§ Input:
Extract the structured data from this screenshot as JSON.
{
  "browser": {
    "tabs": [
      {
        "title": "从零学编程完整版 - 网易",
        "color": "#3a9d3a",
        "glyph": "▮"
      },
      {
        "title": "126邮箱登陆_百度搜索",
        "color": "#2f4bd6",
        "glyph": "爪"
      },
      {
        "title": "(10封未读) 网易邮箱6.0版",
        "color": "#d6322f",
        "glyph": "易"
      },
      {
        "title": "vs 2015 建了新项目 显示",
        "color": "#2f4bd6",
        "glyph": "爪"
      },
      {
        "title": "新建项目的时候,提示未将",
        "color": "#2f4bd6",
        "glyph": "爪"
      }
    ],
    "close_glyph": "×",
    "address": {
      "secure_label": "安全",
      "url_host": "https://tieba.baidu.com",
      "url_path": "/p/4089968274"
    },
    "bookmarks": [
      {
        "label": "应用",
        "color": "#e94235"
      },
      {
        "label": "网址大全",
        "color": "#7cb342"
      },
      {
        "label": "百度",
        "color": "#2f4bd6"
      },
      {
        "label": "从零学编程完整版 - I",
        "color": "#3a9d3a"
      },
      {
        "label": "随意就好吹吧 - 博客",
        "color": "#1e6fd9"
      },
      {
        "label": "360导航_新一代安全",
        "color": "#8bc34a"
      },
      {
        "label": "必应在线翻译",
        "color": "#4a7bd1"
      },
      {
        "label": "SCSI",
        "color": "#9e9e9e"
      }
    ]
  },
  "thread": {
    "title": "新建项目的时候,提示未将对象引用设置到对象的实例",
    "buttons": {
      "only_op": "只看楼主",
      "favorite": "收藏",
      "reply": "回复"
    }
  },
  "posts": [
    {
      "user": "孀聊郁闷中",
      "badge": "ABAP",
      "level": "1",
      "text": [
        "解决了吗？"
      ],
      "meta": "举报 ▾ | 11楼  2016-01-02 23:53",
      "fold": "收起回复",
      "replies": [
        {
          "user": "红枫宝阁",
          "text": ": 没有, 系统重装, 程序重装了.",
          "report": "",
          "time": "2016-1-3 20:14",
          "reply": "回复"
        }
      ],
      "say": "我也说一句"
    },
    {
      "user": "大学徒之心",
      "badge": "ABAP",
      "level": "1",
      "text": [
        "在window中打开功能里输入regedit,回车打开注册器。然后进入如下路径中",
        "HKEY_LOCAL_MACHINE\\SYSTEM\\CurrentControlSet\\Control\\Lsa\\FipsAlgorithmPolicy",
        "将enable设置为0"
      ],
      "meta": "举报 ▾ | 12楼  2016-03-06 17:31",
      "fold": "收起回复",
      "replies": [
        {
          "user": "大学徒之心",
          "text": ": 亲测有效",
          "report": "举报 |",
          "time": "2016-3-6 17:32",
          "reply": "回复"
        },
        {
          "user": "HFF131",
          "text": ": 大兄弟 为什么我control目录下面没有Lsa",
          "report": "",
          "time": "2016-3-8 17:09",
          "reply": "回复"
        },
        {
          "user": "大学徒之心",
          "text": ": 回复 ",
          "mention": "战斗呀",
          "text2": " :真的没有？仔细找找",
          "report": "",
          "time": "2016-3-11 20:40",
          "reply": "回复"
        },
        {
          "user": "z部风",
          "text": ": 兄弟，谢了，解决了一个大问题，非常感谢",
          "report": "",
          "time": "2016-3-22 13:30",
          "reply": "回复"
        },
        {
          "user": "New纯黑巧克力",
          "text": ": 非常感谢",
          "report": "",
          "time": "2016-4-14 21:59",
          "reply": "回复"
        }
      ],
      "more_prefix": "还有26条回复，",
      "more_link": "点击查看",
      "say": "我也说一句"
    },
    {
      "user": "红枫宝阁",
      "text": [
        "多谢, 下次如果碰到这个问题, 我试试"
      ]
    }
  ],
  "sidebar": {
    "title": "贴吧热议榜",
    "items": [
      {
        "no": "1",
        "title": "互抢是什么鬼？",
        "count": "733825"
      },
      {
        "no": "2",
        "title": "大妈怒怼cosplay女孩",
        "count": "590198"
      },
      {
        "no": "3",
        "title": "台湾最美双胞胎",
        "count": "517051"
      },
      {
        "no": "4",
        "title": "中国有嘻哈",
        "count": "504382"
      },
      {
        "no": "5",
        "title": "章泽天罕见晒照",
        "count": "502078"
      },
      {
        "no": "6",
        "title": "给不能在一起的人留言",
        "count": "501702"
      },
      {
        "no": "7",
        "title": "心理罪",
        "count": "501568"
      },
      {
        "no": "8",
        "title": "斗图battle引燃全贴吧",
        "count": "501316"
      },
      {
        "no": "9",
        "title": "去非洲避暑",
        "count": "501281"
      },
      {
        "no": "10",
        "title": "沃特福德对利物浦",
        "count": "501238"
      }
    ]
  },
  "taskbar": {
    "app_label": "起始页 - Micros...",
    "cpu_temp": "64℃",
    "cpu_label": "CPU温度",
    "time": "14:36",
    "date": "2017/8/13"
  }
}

§ Your goal:
Pull every line containing the word "新建项目的时候" out of the entries above.

§ Answer to this task:
        "title": "新建项目的时候,提示未将",
    "title": "新建项目的时候,提示未将对象引用设置到对象的实例",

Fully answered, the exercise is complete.